The data below must be copied in full and without any change.

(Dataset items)
_ _ _ _ _

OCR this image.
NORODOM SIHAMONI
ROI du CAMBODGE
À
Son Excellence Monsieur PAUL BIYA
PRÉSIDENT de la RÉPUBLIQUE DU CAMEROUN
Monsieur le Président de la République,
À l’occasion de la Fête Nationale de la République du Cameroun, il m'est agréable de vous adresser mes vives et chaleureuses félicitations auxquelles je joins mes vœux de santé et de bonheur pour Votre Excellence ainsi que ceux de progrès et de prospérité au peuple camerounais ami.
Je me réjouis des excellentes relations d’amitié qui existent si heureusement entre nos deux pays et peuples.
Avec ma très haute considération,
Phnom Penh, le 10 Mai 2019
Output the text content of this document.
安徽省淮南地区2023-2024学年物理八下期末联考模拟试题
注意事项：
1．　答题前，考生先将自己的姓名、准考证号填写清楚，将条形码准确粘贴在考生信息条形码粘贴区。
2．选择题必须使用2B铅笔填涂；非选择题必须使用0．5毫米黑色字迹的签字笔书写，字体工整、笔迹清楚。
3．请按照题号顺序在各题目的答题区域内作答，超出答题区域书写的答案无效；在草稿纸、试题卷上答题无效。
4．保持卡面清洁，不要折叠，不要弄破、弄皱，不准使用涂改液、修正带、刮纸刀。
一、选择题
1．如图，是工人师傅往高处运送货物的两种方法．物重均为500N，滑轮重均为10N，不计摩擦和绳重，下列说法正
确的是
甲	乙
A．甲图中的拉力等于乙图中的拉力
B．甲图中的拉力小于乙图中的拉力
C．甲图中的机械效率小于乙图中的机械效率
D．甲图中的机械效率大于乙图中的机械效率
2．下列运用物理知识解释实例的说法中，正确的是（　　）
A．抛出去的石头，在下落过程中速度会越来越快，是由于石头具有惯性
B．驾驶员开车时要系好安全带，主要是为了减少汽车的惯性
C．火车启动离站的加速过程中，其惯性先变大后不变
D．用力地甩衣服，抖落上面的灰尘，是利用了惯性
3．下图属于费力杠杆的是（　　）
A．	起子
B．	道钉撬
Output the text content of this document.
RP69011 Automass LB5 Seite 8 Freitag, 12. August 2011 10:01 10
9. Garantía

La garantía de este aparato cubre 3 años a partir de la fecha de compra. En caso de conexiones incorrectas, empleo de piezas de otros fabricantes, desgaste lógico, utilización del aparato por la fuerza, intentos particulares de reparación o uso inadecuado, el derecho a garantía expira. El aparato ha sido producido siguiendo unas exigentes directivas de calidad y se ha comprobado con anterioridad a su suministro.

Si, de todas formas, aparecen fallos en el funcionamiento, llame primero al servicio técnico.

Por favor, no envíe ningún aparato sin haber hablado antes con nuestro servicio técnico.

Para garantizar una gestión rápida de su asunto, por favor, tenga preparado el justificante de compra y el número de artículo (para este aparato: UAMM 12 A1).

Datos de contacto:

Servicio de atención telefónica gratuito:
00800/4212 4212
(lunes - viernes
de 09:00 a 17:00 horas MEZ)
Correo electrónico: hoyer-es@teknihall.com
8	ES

_ _ _ _ _

◆ **Response to this task**:
OCR this image.
NORODOM SIHAMONI
ROI du CAMBODGE
À
Son Excellence Monsieur PAUL BIYA
PRÉSIDENT de la RÉPUBLIQUE DU CAMEROUN
Monsieur le Président de la République,
À l’occasion de la Fête Nationale de la République du Cameroun, il m'est agréable de vous adresser mes vives et chaleureuses félicitations auxquelles je joins mes vœux de santé et de bonheur pour Votre Excellence ainsi que ceux de progrès et de prospérité au peuple camerounais ami.
Je me réjouis des excellentes relations d’amitié qui existent si heureusement entre nos deux pays et peuples.
Avec ma très haute considération,
Phnom Penh, le 10 Mai 2019
Output the text content of this document.
安徽省淮南地区2023-2024学年物理八下期末联考模拟试题
注意事项：
1．　答题前，考生先将自己的姓名、准考证号填写清楚，将条形码准确粘贴在考生信息条形码粘贴区。
2．选择题必须使用2B铅笔填涂；非选择题必须使用0．5毫米黑色字迹的签字笔书写，字体工整、笔迹清楚。
3．请按照题号顺序在各题目的答题区域内作答，超出答题区域书写的答案无效；在草稿纸、试题卷上答题无效。
4．保持卡面清洁，不要折叠，不要弄破、弄皱，不准使用涂改液、修正带、刮纸刀。
一、选择题
1．如图，是工人师傅往高处运送货物的两种方法．物重均为500N，滑轮重均为10N，不计摩擦和绳重，下列说法正
确的是
甲	乙
A．甲图中的拉力等于乙图中的拉力
B．甲图中的拉力小于乙图中的拉力
C．甲图中的机械效率小于乙图中的机械效率
D．甲图中的机械效率大于乙图中的机械效率
2．下列运用物理知识解释实例的说法中，正确的是（　　）
A．抛出去的石头，在下落过程中速度会越来越快，是由于石头具有惯性
B．驾驶员开车时要系好安全带，主要是为了减少汽车的惯性
C．火车启动离站的加速过程中，其惯性先变大后不变
D．用力地甩衣服，抖落上面的灰尘，是利用了惯性
3．下图属于费力杠杆的是（　　）
A．	起子
B．	道钉撬
Output the text content of this document.
RP69011 Automass LB5 Seite 8 Freitag, 12. August 2011 10:01 10
9. Garantía

La garantía de este aparato cubre 3 años a partir de la fecha de compra. En caso de conexiones incorrectas, empleo de piezas de otros fabricantes, desgaste lógico, utilización del aparato por la fuerza, intentos particulares de reparación o uso inadecuado, el derecho a garantía expira. El aparato ha sido producido siguiendo unas exigentes directivas de calidad y se ha comprobado con anterioridad a su suministro.

Si, de todas formas, aparecen fallos en el funcionamiento, llame primero al servicio técnico.

Por favor, no envíe ningún aparato sin haber hablado antes con nuestro servicio técnico.

Para garantizar una gestión rápida de su asunto, por favor, tenga preparado el justificante de compra y el número de artículo (para este aparato: UAMM 12 A1).

Datos de contacto:

Servicio de atención telefónica gratuito:
00800/4212 4212
(lunes - viernes
de 09:00 a 17:00 horas MEZ)
Correo electrónico: hoyer-es@teknihall.com
8	ES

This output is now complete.